Perspectivas do Projeto Nacional 


Juarez Guimarães



Hoje a imaginação do Brasil criada pelo governo Lula vive um impasse republicano. Responder ao impasse da financeirização e à construção pública de uma ética política republicana significa alargar no PT e no governo os espaços de diálogo entre a esquerda e o centro histórico do partido.

Abordaremos o tema “O governo Lula, o impasse republicano e a esperança dos brasileiros" a partir de três teses encadeadas. A primeira tese procura exatamente captar uma novidade decisiva da conjuntura política do terceiro ano do governo Lula. Não há como falar das perspectivas do projeto nacional sem partir do presente e do futuro do governo Lula. A novidade é que a oposição liberal-conservadora, após ter recuperado identidade e presença decisiva nas eleições municipais de 2004, alcançou já um grau de presença pública, capacidade de articulação e iniciativa política que a tornam capaz de disputar a agenda e o futuro do país com o governo. A derrota na eleição da presidência da Câmara de Deputados foi, neste sentido, um divisor de águas. Há hoje um claro impasse instalado do movimento político ascendente que levou Lula à presidência do país.




Este impasse foi se formando, tornou-se central e pode se tornar fatal para as perspectivas do governo Lula, a partir da aliança cruzada entre a forte oposição liberal-conservadora e a ação de bloqueio de avanços possíveis, de esterilização de forças sociais transformadoras e de confusão identitária exercida pelas posições liberais dentro do próprio governo Lula.

O que torna vulnerável a posição do governo Lula e fortalece a oposição liberal-conservadora são principalmente duas dimensões combinadas: o modo como o governo responde ao principal problema deixado pelo governos Fernando Henrique – a dívida pública, em particular a sua dimensão financeira – e uma carência dramática de identidade ético-política republicana.

Arbitrar o conflito crucial de interesses entre o sistema financeiro e os rentistas, de um lado, e a esmagadora maioria da população brasileira, de sua consciência democrática, de outro, tão brutalmente a favor dos primeiros, dos banqueiros e rentistas, como vem sendo feito, é anti-republicano porque trabalha com uma ordem assimétrica de direitos e deveres. Isto é, os já mais privilegiados são exatamente os que mais lucram com a forma como o governo gere a dívida pública. Esta atitude não pode mais ser justitificada por um constrangimento inicial de governo. É uma opção política que, ao ser defendida, legitima o que é publicamente injustificável perante a consciência democrática do país.

_INSTRUÇÕES DO EXERCÍCIO_
Transcreva sem nenhuma alteração o trecho do texto sobre o projeto nacional que vai de "Hoje a imaginação" até "histórico do partido.", inclusive.

_Registros de um conjunto de dados_
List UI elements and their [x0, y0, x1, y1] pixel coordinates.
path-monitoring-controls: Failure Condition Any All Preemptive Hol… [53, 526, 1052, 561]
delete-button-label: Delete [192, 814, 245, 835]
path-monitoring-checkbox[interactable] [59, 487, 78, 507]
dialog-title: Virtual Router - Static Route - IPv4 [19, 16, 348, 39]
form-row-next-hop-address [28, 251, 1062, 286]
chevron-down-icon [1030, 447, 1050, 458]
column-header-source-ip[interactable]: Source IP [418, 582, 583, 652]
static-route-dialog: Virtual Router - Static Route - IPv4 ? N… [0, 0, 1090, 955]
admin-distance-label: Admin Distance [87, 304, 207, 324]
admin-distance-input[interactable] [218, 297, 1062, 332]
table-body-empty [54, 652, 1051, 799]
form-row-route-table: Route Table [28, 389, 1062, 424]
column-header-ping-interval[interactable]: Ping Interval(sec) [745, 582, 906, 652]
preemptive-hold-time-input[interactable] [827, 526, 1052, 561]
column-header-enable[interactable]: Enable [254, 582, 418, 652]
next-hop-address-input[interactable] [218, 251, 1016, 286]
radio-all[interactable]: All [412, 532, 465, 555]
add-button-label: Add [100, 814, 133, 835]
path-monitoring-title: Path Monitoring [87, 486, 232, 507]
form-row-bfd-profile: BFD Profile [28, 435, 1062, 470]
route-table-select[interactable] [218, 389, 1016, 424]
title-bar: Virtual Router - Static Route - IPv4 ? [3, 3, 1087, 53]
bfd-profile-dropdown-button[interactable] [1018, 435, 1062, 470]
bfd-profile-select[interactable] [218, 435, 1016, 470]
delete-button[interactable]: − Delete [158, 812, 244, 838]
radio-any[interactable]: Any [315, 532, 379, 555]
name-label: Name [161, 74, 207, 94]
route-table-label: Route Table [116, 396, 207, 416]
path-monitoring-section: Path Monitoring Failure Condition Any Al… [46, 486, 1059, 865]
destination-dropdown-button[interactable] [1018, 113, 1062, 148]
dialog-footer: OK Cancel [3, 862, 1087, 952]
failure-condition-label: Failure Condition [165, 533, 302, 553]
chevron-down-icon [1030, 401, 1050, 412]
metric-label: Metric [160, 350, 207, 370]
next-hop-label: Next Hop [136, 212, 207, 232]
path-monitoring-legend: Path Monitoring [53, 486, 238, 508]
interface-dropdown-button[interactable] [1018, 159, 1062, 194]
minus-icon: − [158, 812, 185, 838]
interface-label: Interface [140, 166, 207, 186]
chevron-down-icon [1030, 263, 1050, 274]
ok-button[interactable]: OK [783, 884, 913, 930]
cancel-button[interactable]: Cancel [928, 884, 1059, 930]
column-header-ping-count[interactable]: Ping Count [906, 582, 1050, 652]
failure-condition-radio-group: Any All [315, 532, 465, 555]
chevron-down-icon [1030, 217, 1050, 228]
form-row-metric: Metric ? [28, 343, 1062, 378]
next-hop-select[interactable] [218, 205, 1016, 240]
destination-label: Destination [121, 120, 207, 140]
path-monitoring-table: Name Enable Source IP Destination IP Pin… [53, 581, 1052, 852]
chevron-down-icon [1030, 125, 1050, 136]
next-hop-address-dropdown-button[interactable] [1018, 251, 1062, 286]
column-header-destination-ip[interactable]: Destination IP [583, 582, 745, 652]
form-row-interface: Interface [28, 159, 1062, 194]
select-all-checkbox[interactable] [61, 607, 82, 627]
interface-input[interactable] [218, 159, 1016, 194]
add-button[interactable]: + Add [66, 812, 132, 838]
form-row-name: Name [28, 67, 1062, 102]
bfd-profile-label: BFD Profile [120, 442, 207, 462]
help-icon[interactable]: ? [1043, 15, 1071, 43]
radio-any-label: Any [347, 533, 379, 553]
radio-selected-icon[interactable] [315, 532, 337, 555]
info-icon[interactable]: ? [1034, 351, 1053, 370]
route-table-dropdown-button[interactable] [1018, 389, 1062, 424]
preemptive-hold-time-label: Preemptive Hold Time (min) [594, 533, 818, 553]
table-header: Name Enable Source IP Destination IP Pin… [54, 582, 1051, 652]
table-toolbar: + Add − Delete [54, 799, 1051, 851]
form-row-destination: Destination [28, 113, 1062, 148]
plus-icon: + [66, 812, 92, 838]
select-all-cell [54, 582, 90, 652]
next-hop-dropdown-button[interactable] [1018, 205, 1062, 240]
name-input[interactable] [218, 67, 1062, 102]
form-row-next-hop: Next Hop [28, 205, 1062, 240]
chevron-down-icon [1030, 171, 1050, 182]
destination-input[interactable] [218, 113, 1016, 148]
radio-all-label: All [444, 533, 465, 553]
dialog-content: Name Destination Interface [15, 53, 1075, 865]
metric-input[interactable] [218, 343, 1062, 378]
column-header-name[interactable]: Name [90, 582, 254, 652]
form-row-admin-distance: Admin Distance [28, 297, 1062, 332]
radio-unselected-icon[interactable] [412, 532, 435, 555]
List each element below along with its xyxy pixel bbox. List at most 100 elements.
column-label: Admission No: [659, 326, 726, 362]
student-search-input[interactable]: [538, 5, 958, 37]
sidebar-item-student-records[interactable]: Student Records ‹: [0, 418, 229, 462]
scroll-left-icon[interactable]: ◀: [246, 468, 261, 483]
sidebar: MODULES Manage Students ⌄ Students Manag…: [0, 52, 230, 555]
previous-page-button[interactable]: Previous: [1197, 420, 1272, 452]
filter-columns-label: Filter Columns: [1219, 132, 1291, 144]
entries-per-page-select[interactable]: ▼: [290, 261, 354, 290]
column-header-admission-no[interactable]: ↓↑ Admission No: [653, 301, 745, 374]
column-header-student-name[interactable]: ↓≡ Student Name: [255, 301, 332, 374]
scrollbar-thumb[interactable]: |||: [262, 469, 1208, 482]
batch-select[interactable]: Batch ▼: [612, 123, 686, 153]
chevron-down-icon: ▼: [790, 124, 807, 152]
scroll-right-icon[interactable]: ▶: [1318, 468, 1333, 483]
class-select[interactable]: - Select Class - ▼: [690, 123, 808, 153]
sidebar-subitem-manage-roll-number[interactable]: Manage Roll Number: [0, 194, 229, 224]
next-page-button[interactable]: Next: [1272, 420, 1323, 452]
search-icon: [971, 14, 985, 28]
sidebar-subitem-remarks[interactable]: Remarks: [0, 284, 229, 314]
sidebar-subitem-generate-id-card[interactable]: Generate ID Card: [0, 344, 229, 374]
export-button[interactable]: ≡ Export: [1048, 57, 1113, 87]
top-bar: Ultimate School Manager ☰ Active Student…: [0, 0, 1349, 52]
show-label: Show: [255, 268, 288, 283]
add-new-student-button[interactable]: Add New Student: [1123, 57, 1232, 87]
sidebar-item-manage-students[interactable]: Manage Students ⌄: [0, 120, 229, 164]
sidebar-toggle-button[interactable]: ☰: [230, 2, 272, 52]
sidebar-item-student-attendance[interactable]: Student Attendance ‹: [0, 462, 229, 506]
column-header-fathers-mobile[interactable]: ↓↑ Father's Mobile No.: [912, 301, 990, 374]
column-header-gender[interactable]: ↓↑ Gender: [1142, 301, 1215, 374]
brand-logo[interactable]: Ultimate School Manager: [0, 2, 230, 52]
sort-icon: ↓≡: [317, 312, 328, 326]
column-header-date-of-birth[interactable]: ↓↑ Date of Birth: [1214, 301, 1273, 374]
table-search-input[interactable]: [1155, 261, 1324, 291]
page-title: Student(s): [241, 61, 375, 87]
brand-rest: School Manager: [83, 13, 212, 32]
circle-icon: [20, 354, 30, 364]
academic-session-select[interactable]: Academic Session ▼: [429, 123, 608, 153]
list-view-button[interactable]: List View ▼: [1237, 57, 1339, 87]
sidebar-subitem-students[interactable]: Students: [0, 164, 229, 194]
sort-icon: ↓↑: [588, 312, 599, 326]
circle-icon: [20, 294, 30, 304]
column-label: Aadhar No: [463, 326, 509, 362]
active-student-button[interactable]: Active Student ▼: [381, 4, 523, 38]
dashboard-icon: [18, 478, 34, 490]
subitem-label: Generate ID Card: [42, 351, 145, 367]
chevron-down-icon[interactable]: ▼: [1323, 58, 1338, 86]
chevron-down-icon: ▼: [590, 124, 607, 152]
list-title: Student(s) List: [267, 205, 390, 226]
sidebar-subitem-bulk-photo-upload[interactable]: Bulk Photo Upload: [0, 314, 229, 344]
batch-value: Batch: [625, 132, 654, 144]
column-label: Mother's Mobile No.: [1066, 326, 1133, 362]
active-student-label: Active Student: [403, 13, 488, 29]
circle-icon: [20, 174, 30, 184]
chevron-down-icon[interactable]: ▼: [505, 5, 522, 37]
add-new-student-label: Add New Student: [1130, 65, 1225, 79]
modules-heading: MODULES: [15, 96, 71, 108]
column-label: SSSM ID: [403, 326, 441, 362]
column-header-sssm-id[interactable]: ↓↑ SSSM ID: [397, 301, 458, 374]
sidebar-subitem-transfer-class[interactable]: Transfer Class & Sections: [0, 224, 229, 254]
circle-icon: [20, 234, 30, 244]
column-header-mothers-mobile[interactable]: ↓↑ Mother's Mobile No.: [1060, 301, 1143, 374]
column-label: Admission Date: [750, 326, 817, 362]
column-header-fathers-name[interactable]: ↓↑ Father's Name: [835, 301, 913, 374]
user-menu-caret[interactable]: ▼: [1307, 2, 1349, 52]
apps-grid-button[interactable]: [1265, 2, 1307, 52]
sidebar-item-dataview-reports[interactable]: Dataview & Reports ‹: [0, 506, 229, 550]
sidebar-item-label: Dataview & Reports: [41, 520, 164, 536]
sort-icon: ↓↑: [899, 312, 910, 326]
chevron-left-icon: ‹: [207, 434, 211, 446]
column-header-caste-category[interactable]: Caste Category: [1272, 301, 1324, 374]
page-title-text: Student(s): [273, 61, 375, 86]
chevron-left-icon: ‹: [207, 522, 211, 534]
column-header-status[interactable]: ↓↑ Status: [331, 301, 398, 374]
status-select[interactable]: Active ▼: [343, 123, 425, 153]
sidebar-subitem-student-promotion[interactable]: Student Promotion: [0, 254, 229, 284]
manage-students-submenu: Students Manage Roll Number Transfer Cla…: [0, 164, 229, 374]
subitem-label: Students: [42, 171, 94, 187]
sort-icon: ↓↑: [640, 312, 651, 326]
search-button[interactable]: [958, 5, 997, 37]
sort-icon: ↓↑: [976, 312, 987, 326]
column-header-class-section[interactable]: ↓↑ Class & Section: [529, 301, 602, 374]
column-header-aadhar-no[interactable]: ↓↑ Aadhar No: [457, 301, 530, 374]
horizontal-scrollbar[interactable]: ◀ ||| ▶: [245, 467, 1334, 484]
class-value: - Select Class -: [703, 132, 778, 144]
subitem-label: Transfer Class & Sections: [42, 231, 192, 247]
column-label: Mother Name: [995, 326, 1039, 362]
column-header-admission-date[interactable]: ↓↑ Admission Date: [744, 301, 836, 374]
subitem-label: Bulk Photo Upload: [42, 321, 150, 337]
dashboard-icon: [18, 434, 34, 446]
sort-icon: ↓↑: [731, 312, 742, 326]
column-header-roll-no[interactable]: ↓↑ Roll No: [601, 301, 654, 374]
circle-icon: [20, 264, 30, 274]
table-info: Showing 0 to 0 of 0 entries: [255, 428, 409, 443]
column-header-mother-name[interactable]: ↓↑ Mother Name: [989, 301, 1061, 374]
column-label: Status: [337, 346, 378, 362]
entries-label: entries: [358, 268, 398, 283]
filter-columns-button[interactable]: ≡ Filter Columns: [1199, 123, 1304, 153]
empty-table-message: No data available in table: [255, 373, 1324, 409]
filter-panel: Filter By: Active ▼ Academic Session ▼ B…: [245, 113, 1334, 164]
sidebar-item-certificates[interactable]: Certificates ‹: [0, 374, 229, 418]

_RESPOSTA_
Hoje a imaginação do Brasil criada pelo governo Lula vive um impasse republicano. Responder ao impasse da financeirização e à construção pública de uma ética política republicana significa alargar no PT e no governo os espaços de diálogo entre a esquerda e o centro histórico do partido.